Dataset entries
------------------------

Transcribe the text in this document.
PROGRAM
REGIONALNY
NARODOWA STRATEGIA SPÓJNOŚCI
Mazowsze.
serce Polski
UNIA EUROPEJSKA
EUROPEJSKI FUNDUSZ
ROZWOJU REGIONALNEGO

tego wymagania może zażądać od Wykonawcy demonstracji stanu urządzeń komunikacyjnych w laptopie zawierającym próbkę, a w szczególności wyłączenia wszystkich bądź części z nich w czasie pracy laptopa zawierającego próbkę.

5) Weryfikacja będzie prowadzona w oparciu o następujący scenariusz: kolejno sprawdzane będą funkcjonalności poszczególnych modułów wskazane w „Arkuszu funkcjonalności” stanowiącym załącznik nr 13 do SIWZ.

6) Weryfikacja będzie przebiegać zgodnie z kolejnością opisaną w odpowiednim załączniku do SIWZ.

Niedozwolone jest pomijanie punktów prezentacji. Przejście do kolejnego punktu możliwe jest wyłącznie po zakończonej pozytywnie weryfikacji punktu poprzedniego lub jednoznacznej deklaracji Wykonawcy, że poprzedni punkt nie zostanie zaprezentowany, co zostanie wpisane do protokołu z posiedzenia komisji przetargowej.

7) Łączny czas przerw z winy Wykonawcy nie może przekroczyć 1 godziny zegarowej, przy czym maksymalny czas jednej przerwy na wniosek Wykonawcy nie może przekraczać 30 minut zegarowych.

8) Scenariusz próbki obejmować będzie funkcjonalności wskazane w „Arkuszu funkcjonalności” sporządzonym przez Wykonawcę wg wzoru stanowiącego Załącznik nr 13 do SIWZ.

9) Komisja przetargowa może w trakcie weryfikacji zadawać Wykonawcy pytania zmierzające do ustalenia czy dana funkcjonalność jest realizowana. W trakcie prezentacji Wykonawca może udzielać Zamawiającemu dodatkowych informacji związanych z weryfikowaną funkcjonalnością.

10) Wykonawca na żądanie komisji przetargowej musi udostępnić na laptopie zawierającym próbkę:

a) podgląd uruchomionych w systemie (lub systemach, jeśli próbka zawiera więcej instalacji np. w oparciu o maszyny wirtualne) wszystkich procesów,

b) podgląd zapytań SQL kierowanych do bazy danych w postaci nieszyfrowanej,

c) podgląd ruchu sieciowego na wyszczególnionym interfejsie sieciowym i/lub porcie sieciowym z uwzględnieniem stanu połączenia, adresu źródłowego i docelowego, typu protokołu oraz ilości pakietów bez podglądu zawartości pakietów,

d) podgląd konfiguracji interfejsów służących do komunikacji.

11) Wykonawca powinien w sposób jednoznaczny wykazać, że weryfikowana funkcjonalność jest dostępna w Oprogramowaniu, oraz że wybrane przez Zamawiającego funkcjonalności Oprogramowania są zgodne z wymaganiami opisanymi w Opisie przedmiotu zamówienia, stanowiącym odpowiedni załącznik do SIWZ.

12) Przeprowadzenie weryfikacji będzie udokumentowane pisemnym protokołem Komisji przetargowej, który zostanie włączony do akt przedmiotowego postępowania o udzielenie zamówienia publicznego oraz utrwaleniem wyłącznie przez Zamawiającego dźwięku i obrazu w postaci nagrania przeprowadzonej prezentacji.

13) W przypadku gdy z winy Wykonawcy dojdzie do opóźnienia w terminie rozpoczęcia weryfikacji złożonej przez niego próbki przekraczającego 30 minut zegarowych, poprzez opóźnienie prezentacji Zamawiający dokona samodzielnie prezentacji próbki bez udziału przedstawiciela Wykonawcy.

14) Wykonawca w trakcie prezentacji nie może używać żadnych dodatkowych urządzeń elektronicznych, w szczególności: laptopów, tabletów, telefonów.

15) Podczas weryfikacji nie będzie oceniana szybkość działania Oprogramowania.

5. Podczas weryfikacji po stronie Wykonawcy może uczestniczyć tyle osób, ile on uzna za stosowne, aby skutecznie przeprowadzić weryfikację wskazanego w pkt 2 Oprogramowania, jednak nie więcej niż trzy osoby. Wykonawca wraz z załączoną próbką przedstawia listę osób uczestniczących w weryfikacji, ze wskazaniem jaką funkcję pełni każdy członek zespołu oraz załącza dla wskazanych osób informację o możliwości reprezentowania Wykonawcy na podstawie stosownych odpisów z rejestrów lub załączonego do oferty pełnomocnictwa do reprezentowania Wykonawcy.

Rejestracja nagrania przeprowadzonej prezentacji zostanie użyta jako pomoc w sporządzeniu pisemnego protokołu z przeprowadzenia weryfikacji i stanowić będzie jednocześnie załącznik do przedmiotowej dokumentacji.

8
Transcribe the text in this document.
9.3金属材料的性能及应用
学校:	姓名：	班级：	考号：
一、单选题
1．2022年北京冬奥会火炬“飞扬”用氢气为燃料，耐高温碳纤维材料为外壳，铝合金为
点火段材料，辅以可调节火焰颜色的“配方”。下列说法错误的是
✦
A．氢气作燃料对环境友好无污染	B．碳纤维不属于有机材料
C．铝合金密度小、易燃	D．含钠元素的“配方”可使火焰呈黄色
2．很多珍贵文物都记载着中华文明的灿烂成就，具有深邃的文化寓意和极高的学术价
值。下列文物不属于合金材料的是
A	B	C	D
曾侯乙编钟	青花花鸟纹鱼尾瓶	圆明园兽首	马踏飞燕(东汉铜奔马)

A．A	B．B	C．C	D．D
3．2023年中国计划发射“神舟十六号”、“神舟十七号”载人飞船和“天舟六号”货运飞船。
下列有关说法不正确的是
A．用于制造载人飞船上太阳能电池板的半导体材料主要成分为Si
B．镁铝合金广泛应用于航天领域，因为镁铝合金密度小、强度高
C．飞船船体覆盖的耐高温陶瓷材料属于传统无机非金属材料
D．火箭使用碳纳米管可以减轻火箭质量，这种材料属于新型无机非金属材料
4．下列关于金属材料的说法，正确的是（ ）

------------------------

SET TASK
Exact output of every entry is required.

ANSWER BELOW
Transcribe the text in this document.
PROGRAM
REGIONALNY
NARODOWA STRATEGIA SPÓJNOŚCI
Mazowsze.
serce Polski
UNIA EUROPEJSKA
EUROPEJSKI FUNDUSZ
ROZWOJU REGIONALNEGO

tego wymagania może zażądać od Wykonawcy demonstracji stanu urządzeń komunikacyjnych w laptopie zawierającym próbkę, a w szczególności wyłączenia wszystkich bądź części z nich w czasie pracy laptopa zawierającego próbkę.

5) Weryfikacja będzie prowadzona w oparciu o następujący scenariusz: kolejno sprawdzane będą funkcjonalności poszczególnych modułów wskazane w „Arkuszu funkcjonalności” stanowiącym załącznik nr 13 do SIWZ.

6) Weryfikacja będzie przebiegać zgodnie z kolejnością opisaną w odpowiednim załączniku do SIWZ.

Niedozwolone jest pomijanie punktów prezentacji. Przejście do kolejnego punktu możliwe jest wyłącznie po zakończonej pozytywnie weryfikacji punktu poprzedniego lub jednoznacznej deklaracji Wykonawcy, że poprzedni punkt nie zostanie zaprezentowany, co zostanie wpisane do protokołu z posiedzenia komisji przetargowej.

7) Łączny czas przerw z winy Wykonawcy nie może przekroczyć 1 godziny zegarowej, przy czym maksymalny czas jednej przerwy na wniosek Wykonawcy nie może przekraczać 30 minut zegarowych.

8) Scenariusz próbki obejmować będzie funkcjonalności wskazane w „Arkuszu funkcjonalności” sporządzonym przez Wykonawcę wg wzoru stanowiącego Załącznik nr 13 do SIWZ.

9) Komisja przetargowa może w trakcie weryfikacji zadawać Wykonawcy pytania zmierzające do ustalenia czy dana funkcjonalność jest realizowana. W trakcie prezentacji Wykonawca może udzielać Zamawiającemu dodatkowych informacji związanych z weryfikowaną funkcjonalnością.

10) Wykonawca na żądanie komisji przetargowej musi udostępnić na laptopie zawierającym próbkę:

a) podgląd uruchomionych w systemie (lub systemach, jeśli próbka zawiera więcej instalacji np. w oparciu o maszyny wirtualne) wszystkich procesów,

b) podgląd zapytań SQL kierowanych do bazy danych w postaci nieszyfrowanej,

c) podgląd ruchu sieciowego na wyszczególnionym interfejsie sieciowym i/lub porcie sieciowym z uwzględnieniem stanu połączenia, adresu źródłowego i docelowego, typu protokołu oraz ilości pakietów bez podglądu zawartości pakietów,

d) podgląd konfiguracji interfejsów służących do komunikacji.

11) Wykonawca powinien w sposób jednoznaczny wykazać, że weryfikowana funkcjonalność jest dostępna w Oprogramowaniu, oraz że wybrane przez Zamawiającego funkcjonalności Oprogramowania są zgodne z wymaganiami opisanymi w Opisie przedmiotu zamówienia, stanowiącym odpowiedni załącznik do SIWZ.

12) Przeprowadzenie weryfikacji będzie udokumentowane pisemnym protokołem Komisji przetargowej, który zostanie włączony do akt przedmiotowego postępowania o udzielenie zamówienia publicznego oraz utrwaleniem wyłącznie przez Zamawiającego dźwięku i obrazu w postaci nagrania przeprowadzonej prezentacji.

13) W przypadku gdy z winy Wykonawcy dojdzie do opóźnienia w terminie rozpoczęcia weryfikacji złożonej przez niego próbki przekraczającego 30 minut zegarowych, poprzez opóźnienie prezentacji Zamawiający dokona samodzielnie prezentacji próbki bez udziału przedstawiciela Wykonawcy.

14) Wykonawca w trakcie prezentacji nie może używać żadnych dodatkowych urządzeń elektronicznych, w szczególności: laptopów, tabletów, telefonów.

15) Podczas weryfikacji nie będzie oceniana szybkość działania Oprogramowania.

5. Podczas weryfikacji po stronie Wykonawcy może uczestniczyć tyle osób, ile on uzna za stosowne, aby skutecznie przeprowadzić weryfikację wskazanego w pkt 2 Oprogramowania, jednak nie więcej niż trzy osoby. Wykonawca wraz z załączoną próbką przedstawia listę osób uczestniczących w weryfikacji, ze wskazaniem jaką funkcję pełni każdy członek zespołu oraz załącza dla wskazanych osób informację o możliwości reprezentowania Wykonawcy na podstawie stosownych odpisów z rejestrów lub załączonego do oferty pełnomocnictwa do reprezentowania Wykonawcy.

Rejestracja nagrania przeprowadzonej prezentacji zostanie użyta jako pomoc w sporządzeniu pisemnego protokołu z przeprowadzenia weryfikacji i stanowić będzie jednocześnie załącznik do przedmiotowej dokumentacji.

8
Transcribe the text in this document.
9.3金属材料的性能及应用
学校:	姓名：	班级：	考号：
一、单选题
1．2022年北京冬奥会火炬“飞扬”用氢气为燃料，耐高温碳纤维材料为外壳，铝合金为
点火段材料，辅以可调节火焰颜色的“配方”。下列说法错误的是
✦
A．氢气作燃料对环境友好无污染	B．碳纤维不属于有机材料
C．铝合金密度小、易燃	D．含钠元素的“配方”可使火焰呈黄色
2．很多珍贵文物都记载着中华文明的灿烂成就，具有深邃的文化寓意和极高的学术价
值。下列文物不属于合金材料的是
A	B	C	D
曾侯乙编钟	青花花鸟纹鱼尾瓶	圆明园兽首	马踏飞燕(东汉铜奔马)

A．A	B．B	C．C	D．D
3．2023年中国计划发射“神舟十六号”、“神舟十七号”载人飞船和“天舟六号”货运飞船。
下列有关说法不正确的是
A．用于制造载人飞船上太阳能电池板的半导体材料主要成分为Si
B．镁铝合金广泛应用于航天领域，因为镁铝合金密度小、强度高
C．飞船船体覆盖的耐高温陶瓷材料属于传统无机非金属材料
D．火箭使用碳纳米管可以减轻火箭质量，这种材料属于新型无机非金属材料
4．下列关于金属材料的说法，正确的是（ ）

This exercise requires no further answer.